## Start Supplied data

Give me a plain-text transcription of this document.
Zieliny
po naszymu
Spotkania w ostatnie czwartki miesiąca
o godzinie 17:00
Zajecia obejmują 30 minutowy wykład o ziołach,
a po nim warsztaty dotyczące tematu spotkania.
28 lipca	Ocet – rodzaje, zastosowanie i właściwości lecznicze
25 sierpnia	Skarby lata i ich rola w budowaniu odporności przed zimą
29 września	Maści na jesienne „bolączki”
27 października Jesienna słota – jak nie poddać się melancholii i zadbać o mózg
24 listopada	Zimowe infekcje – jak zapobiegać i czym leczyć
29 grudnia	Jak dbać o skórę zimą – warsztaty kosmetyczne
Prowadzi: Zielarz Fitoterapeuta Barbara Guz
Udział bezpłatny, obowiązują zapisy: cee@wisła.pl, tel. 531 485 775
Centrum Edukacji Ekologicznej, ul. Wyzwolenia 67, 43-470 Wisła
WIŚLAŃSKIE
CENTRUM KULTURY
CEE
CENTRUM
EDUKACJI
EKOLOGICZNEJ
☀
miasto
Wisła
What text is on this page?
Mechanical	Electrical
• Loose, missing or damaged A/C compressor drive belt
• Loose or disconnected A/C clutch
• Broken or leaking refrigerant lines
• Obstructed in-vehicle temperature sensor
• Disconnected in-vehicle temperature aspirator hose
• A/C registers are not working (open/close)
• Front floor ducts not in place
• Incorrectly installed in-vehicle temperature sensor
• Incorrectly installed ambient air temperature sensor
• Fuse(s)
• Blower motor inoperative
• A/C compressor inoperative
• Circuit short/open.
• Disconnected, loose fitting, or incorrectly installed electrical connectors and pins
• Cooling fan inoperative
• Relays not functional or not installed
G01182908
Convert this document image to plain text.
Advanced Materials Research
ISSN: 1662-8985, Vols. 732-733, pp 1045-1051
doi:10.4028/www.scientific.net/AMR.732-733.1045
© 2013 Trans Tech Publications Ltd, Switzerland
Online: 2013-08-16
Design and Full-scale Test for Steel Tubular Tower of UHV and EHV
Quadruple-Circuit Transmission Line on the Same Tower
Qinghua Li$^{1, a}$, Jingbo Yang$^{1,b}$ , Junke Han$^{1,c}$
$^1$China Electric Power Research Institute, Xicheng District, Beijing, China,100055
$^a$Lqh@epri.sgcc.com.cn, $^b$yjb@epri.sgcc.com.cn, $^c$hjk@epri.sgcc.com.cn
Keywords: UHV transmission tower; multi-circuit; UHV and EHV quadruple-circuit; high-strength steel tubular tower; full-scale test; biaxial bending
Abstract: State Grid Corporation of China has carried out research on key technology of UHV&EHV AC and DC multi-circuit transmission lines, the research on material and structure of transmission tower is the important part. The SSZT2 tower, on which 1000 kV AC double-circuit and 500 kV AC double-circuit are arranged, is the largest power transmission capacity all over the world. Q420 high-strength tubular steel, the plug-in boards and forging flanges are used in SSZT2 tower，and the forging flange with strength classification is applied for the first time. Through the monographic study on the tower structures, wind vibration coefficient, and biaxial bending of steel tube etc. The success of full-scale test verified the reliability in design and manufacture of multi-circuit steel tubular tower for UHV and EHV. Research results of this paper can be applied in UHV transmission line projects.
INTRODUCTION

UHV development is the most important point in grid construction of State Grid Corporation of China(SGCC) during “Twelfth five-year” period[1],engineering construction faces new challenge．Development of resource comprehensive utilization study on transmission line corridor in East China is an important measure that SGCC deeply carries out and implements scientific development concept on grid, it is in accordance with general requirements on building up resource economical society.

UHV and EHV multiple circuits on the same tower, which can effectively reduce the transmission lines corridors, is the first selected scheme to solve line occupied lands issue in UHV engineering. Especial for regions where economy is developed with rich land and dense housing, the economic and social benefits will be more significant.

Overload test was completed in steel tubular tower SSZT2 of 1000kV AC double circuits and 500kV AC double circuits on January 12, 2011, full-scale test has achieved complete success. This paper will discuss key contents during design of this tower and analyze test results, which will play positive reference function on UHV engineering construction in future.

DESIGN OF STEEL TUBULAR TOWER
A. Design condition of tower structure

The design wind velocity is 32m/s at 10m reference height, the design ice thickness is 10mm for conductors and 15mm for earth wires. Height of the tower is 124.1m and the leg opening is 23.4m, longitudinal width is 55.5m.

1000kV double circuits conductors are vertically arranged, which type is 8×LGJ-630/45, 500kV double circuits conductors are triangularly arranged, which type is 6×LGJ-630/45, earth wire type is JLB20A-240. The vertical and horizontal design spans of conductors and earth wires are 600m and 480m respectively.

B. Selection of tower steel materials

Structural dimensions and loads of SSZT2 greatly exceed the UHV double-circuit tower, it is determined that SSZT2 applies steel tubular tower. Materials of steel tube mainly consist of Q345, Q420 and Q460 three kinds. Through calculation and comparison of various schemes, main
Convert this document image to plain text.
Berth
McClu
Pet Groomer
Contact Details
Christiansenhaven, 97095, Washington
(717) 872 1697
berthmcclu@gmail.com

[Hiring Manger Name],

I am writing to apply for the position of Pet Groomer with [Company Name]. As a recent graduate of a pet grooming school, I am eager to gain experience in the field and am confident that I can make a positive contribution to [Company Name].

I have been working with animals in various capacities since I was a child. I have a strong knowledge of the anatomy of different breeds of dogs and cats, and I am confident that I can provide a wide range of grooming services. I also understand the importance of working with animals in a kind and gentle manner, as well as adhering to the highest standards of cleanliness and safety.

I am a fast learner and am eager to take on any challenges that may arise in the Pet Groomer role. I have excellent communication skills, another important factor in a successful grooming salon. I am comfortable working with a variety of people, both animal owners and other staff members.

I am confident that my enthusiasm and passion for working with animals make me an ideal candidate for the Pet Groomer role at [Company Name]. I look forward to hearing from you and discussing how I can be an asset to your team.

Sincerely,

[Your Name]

## End Supplied data

Write out the entries in full, exactly as given.

Give me a plain-text transcription of this document.
Zieliny
po naszymu
Spotkania w ostatnie czwartki miesiąca
o godzinie 17:00
Zajecia obejmują 30 minutowy wykład o ziołach,
a po nim warsztaty dotyczące tematu spotkania.
28 lipca	Ocet – rodzaje, zastosowanie i właściwości lecznicze
25 sierpnia	Skarby lata i ich rola w budowaniu odporności przed zimą
29 września	Maści na jesienne „bolączki”
27 października Jesienna słota – jak nie poddać się melancholii i zadbać o mózg
24 listopada	Zimowe infekcje – jak zapobiegać i czym leczyć
29 grudnia	Jak dbać o skórę zimą – warsztaty kosmetyczne
Prowadzi: Zielarz Fitoterapeuta Barbara Guz
Udział bezpłatny, obowiązują zapisy: cee@wisła.pl, tel. 531 485 775
Centrum Edukacji Ekologicznej, ul. Wyzwolenia 67, 43-470 Wisła
WIŚLAŃSKIE
CENTRUM KULTURY
CEE
CENTRUM
EDUKACJI
EKOLOGICZNEJ
☀
miasto
Wisła
What text is on this page?
Mechanical	Electrical
• Loose, missing or damaged A/C compressor drive belt
• Loose or disconnected A/C clutch
• Broken or leaking refrigerant lines
• Obstructed in-vehicle temperature sensor
• Disconnected in-vehicle temperature aspirator hose
• A/C registers are not working (open/close)
• Front floor ducts not in place
• Incorrectly installed in-vehicle temperature sensor
• Incorrectly installed ambient air temperature sensor
• Fuse(s)
• Blower motor inoperative
• A/C compressor inoperative
• Circuit short/open.
• Disconnected, loose fitting, or incorrectly installed electrical connectors and pins
• Cooling fan inoperative
• Relays not functional or not installed
G01182908
Convert this document image to plain text.
Advanced Materials Research
ISSN: 1662-8985, Vols. 732-733, pp 1045-1051
doi:10.4028/www.scientific.net/AMR.732-733.1045
© 2013 Trans Tech Publications Ltd, Switzerland
Online: 2013-08-16
Design and Full-scale Test for Steel Tubular Tower of UHV and EHV
Quadruple-Circuit Transmission Line on the Same Tower
Qinghua Li$^{1, a}$, Jingbo Yang$^{1,b}$ , Junke Han$^{1,c}$
$^1$China Electric Power Research Institute, Xicheng District, Beijing, China,100055
$^a$Lqh@epri.sgcc.com.cn, $^b$yjb@epri.sgcc.com.cn, $^c$hjk@epri.sgcc.com.cn
Keywords: UHV transmission tower; multi-circuit; UHV and EHV quadruple-circuit; high-strength steel tubular tower; full-scale test; biaxial bending
Abstract: State Grid Corporation of China has carried out research on key technology of UHV&EHV AC and DC multi-circuit transmission lines, the research on material and structure of transmission tower is the important part. The SSZT2 tower, on which 1000 kV AC double-circuit and 500 kV AC double-circuit are arranged, is the largest power transmission capacity all over the world. Q420 high-strength tubular steel, the plug-in boards and forging flanges are used in SSZT2 tower，and the forging flange with strength classification is applied for the first time. Through the monographic study on the tower structures, wind vibration coefficient, and biaxial bending of steel tube etc. The success of full-scale test verified the reliability in design and manufacture of multi-circuit steel tubular tower for UHV and EHV. Research results of this paper can be applied in UHV transmission line projects.
INTRODUCTION

UHV development is the most important point in grid construction of State Grid Corporation of China(SGCC) during “Twelfth five-year” period[1],engineering construction faces new challenge．Development of resource comprehensive utilization study on transmission line corridor in East China is an important measure that SGCC deeply carries out and implements scientific development concept on grid, it is in accordance with general requirements on building up resource economical society.

UHV and EHV multiple circuits on the same tower, which can effectively reduce the transmission lines corridors, is the first selected scheme to solve line occupied lands issue in UHV engineering. Especial for regions where economy is developed with rich land and dense housing, the economic and social benefits will be more significant.

Overload test was completed in steel tubular tower SSZT2 of 1000kV AC double circuits and 500kV AC double circuits on January 12, 2011, full-scale test has achieved complete success. This paper will discuss key contents during design of this tower and analyze test results, which will play positive reference function on UHV engineering construction in future.

DESIGN OF STEEL TUBULAR TOWER
A. Design condition of tower structure

The design wind velocity is 32m/s at 10m reference height, the design ice thickness is 10mm for conductors and 15mm for earth wires. Height of the tower is 124.1m and the leg opening is 23.4m, longitudinal width is 55.5m.

1000kV double circuits conductors are vertically arranged, which type is 8×LGJ-630/45, 500kV double circuits conductors are triangularly arranged, which type is 6×LGJ-630/45, earth wire type is JLB20A-240. The vertical and horizontal design spans of conductors and earth wires are 600m and 480m respectively.

B. Selection of tower steel materials

Structural dimensions and loads of SSZT2 greatly exceed the UHV double-circuit tower, it is determined that SSZT2 applies steel tubular tower. Materials of steel tube mainly consist of Q345, Q420 and Q460 three kinds. Through calculation and comparison of various schemes, main
Convert this document image to plain text.
Berth
McClu
Pet Groomer
Contact Details
Christiansenhaven, 97095, Washington
(717) 872 1697
berthmcclu@gmail.com

[Hiring Manger Name],

I am writing to apply for the position of Pet Groomer with [Company Name]. As a recent graduate of a pet grooming school, I am eager to gain experience in the field and am confident that I can make a positive contribution to [Company Name].

I have been working with animals in various capacities since I was a child. I have a strong knowledge of the anatomy of different breeds of dogs and cats, and I am confident that I can provide a wide range of grooming services. I also understand the importance of working with animals in a kind and gentle manner, as well as adhering to the highest standards of cleanliness and safety.

I am a fast learner and am eager to take on any challenges that may arise in the Pet Groomer role. I have excellent communication skills, another important factor in a successful grooming salon. I am comfortable working with a variety of people, both animal owners and other staff members.

I am confident that my enthusiasm and passion for working with animals make me an ideal candidate for the Pet Groomer role at [Company Name]. I look forward to hearing from you and discussing how I can be an asset to your team.

Sincerely,

[Your Name]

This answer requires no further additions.